▸ **DATA TO PROCESS**

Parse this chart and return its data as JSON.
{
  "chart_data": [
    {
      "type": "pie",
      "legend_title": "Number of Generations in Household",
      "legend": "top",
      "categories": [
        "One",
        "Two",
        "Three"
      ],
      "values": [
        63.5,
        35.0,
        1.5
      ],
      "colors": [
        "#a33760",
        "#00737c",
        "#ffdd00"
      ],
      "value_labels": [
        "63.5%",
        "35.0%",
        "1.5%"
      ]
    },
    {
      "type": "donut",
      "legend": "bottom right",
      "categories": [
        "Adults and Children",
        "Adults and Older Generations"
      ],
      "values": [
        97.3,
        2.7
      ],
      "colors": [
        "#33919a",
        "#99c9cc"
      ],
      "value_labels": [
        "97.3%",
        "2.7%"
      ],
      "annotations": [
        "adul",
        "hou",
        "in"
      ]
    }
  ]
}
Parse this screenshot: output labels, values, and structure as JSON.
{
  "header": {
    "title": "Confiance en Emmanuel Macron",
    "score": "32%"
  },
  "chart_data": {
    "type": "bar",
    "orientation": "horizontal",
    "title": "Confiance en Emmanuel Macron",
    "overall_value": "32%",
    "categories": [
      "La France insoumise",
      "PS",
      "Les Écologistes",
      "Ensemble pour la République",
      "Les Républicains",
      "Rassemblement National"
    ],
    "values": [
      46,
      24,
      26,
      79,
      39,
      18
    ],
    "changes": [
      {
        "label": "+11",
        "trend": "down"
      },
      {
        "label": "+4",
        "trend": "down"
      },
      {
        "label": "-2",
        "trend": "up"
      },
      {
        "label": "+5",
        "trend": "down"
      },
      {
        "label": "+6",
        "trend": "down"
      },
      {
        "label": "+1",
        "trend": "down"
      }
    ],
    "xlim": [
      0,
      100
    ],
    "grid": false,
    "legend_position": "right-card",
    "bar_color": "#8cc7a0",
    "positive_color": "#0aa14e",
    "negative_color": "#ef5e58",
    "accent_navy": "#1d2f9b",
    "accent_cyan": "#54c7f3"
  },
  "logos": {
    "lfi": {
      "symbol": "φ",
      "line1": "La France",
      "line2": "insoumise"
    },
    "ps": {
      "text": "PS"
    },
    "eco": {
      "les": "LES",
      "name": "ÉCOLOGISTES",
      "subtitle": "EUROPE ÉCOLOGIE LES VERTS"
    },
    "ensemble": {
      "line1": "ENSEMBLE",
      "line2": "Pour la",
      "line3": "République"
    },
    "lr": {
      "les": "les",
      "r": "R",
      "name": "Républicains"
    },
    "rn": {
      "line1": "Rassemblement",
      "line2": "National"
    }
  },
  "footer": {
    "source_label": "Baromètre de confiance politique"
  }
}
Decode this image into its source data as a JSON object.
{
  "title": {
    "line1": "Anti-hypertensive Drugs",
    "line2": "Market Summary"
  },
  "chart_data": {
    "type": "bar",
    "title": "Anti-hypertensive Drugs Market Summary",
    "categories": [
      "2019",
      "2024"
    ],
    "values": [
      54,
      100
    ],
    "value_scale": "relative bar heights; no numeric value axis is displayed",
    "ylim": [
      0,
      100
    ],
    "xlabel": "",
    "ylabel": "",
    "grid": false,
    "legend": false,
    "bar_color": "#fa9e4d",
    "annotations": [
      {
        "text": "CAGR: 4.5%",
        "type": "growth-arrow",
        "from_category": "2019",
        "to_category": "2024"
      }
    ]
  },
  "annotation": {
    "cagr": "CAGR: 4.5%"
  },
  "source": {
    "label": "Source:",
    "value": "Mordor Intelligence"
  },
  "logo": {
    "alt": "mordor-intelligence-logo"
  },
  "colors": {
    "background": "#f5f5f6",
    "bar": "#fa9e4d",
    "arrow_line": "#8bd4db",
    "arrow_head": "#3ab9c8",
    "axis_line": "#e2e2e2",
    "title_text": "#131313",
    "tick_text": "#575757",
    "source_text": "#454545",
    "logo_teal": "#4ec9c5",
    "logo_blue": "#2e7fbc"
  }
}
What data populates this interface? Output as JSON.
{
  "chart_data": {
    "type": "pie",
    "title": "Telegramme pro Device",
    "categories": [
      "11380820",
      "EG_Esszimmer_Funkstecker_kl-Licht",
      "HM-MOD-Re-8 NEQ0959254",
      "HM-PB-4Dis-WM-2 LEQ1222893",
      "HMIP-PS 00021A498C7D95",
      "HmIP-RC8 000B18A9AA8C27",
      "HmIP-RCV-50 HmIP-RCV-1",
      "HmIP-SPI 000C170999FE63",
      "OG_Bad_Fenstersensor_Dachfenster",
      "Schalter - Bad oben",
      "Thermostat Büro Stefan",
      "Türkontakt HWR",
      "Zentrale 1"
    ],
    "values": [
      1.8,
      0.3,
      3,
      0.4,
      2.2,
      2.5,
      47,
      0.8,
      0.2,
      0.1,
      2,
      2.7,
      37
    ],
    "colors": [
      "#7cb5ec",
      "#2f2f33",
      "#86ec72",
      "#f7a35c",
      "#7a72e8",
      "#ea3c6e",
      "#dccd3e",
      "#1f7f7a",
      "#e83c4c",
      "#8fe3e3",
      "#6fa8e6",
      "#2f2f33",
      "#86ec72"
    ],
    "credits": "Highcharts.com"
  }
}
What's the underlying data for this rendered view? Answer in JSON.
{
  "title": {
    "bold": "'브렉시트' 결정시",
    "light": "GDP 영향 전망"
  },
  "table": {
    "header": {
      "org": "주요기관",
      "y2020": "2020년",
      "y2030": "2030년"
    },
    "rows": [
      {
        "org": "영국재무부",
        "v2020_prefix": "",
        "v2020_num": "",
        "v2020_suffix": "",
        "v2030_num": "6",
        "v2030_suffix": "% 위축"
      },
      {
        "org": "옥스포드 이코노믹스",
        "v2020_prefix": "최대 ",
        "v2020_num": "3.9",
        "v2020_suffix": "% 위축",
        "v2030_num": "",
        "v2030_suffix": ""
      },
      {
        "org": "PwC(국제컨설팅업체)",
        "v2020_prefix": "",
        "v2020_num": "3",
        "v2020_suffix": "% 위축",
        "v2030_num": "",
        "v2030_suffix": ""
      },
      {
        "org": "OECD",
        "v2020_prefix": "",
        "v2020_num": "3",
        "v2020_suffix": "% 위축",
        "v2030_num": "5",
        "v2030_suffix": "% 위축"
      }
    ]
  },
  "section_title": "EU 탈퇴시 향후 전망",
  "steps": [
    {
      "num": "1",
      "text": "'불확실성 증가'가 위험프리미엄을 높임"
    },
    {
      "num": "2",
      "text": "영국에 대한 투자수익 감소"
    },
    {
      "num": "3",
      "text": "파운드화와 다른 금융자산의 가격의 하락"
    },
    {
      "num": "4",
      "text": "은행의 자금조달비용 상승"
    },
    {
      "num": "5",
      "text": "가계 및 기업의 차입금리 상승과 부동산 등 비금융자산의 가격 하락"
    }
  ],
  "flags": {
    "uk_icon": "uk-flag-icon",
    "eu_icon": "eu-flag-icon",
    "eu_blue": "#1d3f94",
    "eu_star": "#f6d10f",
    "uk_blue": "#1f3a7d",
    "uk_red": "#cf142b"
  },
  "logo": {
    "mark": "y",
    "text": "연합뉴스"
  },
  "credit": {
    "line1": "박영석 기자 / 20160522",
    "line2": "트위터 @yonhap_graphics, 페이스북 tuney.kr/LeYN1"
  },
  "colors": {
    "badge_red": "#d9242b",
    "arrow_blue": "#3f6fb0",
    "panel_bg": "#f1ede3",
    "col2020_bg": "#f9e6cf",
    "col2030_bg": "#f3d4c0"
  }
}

▸ **PROBLEM TO WORK ON**
Scan the material above for the word "Summary". Copy each line where it occurs.

▸ **CORRECT RESULT**
    "line2": "Market Summary"
    "title": "Anti-hypertensive Drugs Market Summary",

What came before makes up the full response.